# [What is needed]
In your copy, include no images and return each entry exactly as written.

# [Provided records]
---
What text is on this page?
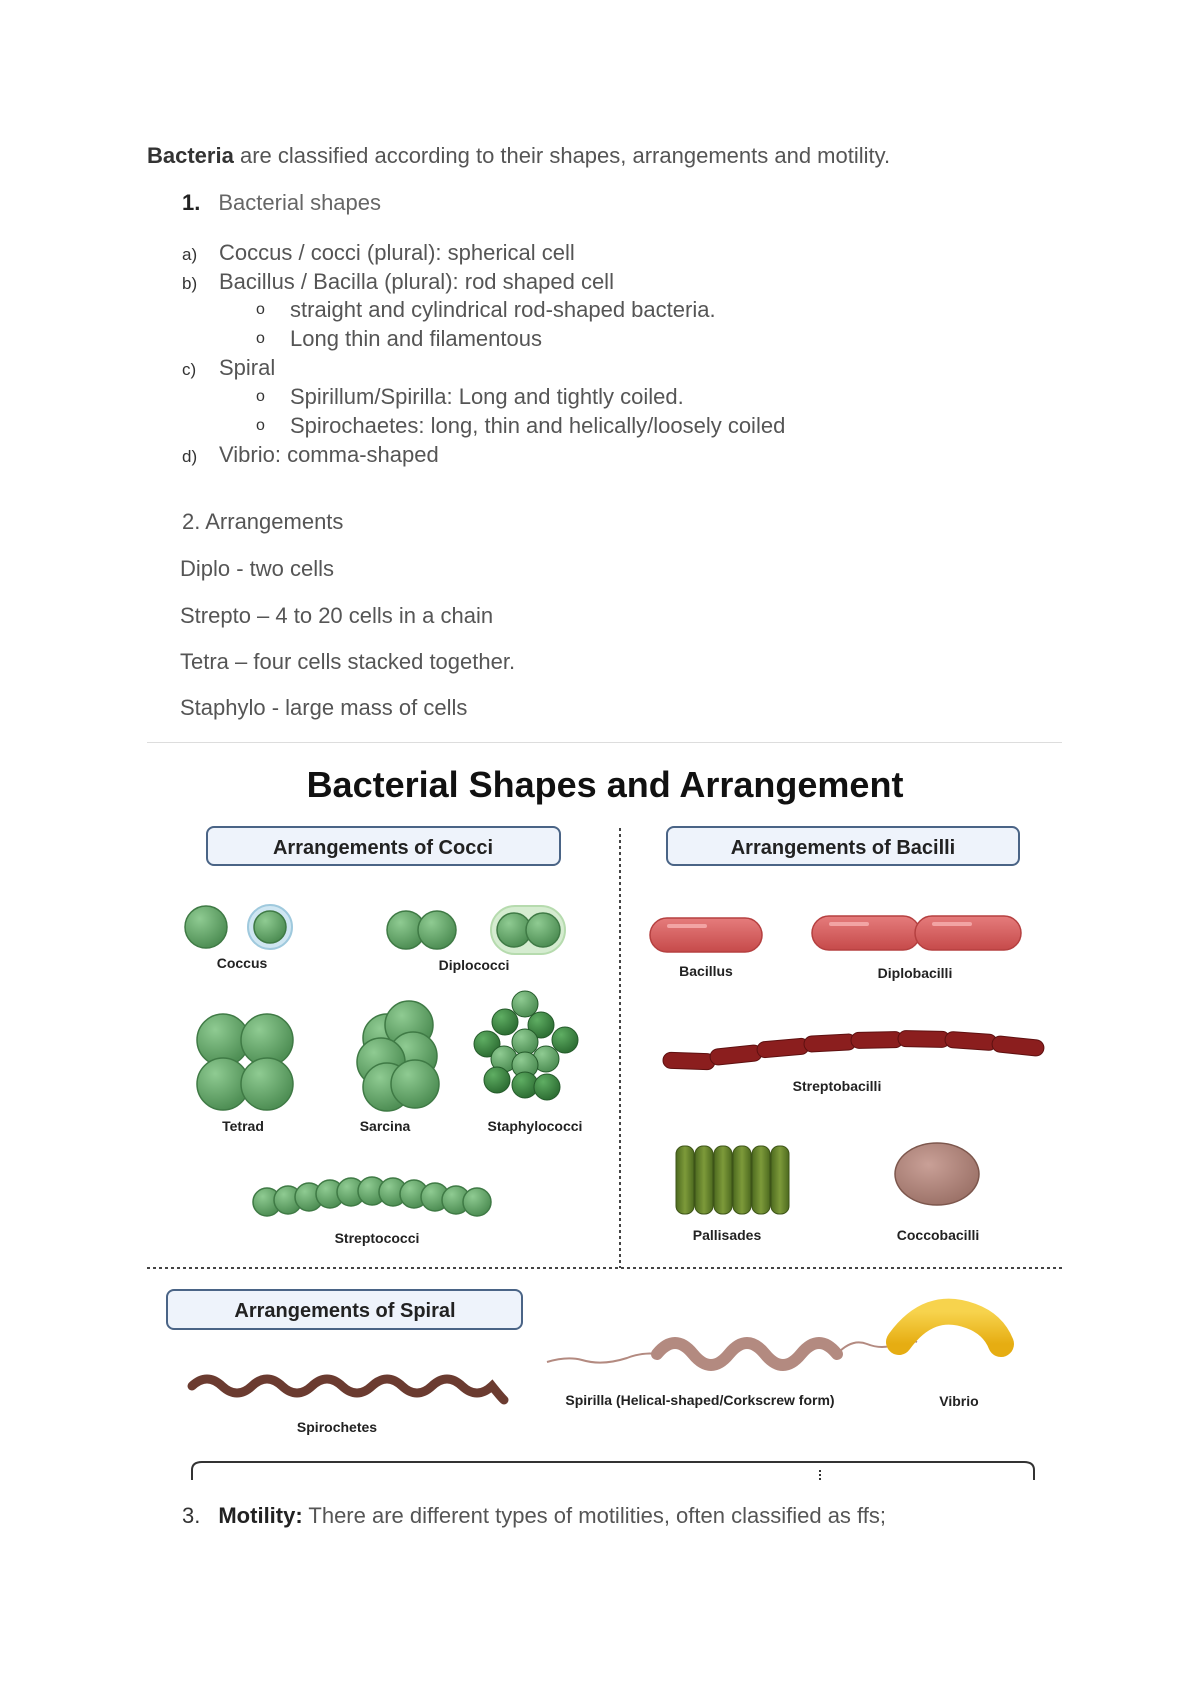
Bacteria are classified according to their shapes, arrangements and motility.
1. Bacterial shapes
a) Coccus / cocci (plural): spherical cell
b) Bacillus / Bacilla (plural): rod shaped cell
o straight and cylindrical rod-shaped bacteria.
o Long thin and filamentous
c) Spiral
o Spirillum/Spirilla: Long and tightly coiled.
o Spirochaetes: long, thin and helically/loosely coiled
d) Vibrio: comma-shaped
2. Arrangements
Diplo - two cells
Strepto – 4 to 20 cells in a chain
Tetra – four cells stacked together.
Staphylo - large mass of cells
Bacterial Shapes and Arrangement
Arrangements of Cocci	Arrangements of Bacilli
Coccus	Diplococci
Tetrad	Sarcina	Staphylococci
Streptococci
Bacillus	Diplobacilli
Streptobacilli
Pallisades	Coccobacilli
Arrangements of Spiral
Spirochetes
Spirilla (Helical-shaped/Corkscrew form)	Vibrio
3. Motility: There are different types of motilities, often classified as ffs;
---
# [Expected output]
What text is on this page?
Bacteria are classified according to their shapes, arrangements and motility.
1. Bacterial shapes
a) Coccus / cocci (plural): spherical cell
b) Bacillus / Bacilla (plural): rod shaped cell
o straight and cylindrical rod-shaped bacteria.
o Long thin and filamentous
c) Spiral
o Spirillum/Spirilla: Long and tightly coiled.
o Spirochaetes: long, thin and helically/loosely coiled
d) Vibrio: comma-shaped
2. Arrangements
Diplo - two cells
Strepto – 4 to 20 cells in a chain
Tetra – four cells stacked together.
Staphylo - large mass of cells
Bacterial Shapes and Arrangement
Arrangements of Cocci	Arrangements of Bacilli
Coccus	Diplococci
Tetrad	Sarcina	Staphylococci
Streptococci
Bacillus	Diplobacilli
Streptobacilli
Pallisades	Coccobacilli
Arrangements of Spiral
Spirochetes
Spirilla (Helical-shaped/Corkscrew form)	Vibrio
3. Motility: There are different types of motilities, often classified as ffs;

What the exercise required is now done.